* start Exercise material *

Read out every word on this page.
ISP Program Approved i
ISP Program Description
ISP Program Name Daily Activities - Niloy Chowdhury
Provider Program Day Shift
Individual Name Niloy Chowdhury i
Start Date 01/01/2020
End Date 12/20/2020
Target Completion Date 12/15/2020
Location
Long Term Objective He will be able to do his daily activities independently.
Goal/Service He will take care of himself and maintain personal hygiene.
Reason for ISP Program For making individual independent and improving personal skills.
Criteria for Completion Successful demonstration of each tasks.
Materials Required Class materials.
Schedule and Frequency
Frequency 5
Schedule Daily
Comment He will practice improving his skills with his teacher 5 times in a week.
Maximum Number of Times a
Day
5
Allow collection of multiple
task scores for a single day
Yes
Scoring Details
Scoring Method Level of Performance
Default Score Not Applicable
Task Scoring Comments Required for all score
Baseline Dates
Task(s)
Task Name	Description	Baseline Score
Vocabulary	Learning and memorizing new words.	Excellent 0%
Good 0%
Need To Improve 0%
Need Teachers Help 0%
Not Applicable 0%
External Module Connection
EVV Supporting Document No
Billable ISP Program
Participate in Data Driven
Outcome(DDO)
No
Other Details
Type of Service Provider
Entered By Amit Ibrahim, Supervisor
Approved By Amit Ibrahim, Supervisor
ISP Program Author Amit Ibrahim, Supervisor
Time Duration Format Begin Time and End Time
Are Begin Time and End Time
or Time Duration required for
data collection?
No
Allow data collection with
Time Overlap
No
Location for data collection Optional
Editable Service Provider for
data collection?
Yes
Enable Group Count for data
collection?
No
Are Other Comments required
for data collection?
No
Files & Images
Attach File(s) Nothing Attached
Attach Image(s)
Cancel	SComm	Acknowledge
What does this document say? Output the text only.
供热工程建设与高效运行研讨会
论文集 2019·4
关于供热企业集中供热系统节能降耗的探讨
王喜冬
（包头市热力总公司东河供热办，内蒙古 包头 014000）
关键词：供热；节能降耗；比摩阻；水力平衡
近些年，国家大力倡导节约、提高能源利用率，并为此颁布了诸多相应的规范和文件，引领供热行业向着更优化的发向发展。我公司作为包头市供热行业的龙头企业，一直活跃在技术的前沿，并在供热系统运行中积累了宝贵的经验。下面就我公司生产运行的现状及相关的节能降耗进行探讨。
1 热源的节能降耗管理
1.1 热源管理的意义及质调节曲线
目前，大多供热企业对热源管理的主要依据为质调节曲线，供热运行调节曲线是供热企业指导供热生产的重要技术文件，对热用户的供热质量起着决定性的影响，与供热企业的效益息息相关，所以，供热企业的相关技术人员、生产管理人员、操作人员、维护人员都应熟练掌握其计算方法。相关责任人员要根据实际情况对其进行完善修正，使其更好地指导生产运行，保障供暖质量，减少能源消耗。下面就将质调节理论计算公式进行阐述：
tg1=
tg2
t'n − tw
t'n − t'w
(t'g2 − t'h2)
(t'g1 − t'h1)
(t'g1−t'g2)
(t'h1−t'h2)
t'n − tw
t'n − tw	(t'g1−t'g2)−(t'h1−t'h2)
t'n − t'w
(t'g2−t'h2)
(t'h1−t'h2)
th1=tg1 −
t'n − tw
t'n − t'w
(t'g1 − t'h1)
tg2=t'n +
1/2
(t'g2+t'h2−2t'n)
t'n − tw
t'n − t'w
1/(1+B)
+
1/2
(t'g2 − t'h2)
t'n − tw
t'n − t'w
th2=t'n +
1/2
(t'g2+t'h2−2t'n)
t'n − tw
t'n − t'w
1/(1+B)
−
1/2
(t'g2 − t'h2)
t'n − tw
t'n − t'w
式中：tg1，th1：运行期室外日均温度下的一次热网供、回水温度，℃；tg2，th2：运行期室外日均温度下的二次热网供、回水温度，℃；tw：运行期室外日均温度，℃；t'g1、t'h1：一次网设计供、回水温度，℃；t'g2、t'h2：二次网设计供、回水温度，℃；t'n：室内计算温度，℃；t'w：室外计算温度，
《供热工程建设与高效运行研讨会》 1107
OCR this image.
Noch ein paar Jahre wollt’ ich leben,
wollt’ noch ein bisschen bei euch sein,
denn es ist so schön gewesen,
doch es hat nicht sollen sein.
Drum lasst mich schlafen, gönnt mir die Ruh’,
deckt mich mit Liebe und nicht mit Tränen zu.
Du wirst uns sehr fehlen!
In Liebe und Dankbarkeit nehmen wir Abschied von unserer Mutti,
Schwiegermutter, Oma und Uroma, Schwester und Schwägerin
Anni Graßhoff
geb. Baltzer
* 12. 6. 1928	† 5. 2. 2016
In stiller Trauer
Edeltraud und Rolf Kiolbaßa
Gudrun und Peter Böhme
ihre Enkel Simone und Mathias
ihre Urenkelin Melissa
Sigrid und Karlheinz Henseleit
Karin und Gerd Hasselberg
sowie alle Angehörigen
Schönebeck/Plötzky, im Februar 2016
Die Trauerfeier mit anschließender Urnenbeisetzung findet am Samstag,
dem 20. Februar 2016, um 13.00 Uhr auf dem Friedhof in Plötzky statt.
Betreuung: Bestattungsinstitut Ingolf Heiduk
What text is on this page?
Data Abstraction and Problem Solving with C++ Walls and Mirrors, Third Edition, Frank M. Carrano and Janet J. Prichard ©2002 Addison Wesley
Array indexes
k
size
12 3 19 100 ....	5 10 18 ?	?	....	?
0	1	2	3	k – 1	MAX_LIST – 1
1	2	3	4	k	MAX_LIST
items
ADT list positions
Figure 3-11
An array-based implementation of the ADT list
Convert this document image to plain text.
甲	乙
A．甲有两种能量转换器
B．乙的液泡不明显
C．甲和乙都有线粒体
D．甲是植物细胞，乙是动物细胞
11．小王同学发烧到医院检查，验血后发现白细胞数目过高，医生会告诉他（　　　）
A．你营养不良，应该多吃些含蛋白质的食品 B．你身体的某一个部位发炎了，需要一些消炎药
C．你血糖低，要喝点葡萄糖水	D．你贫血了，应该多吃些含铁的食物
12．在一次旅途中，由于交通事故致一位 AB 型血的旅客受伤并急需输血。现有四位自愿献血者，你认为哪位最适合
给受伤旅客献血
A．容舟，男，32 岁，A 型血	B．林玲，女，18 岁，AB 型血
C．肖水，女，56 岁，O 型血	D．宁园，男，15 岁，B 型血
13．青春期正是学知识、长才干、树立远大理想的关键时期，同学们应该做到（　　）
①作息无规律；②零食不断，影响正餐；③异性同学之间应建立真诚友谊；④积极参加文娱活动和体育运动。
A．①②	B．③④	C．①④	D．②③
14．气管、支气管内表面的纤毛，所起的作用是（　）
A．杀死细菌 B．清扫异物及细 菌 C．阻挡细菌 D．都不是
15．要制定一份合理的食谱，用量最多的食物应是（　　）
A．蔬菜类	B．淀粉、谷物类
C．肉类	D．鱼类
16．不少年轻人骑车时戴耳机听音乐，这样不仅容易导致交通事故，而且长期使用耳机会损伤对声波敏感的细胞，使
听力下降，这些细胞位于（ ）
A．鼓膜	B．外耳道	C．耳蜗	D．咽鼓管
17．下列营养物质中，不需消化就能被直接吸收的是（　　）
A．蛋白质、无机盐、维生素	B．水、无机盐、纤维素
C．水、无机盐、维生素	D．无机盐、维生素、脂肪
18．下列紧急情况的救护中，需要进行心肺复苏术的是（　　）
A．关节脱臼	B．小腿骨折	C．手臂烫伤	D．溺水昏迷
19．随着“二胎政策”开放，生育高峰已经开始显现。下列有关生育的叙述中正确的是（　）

* end Exercise material *

→ Set task
Keep only those lines of the records that hold "Service", and return them.

→ Final result
Goal/Service He will take care of himself and maintain personal hygiene.
Type of Service Provider
Editable Service Provider for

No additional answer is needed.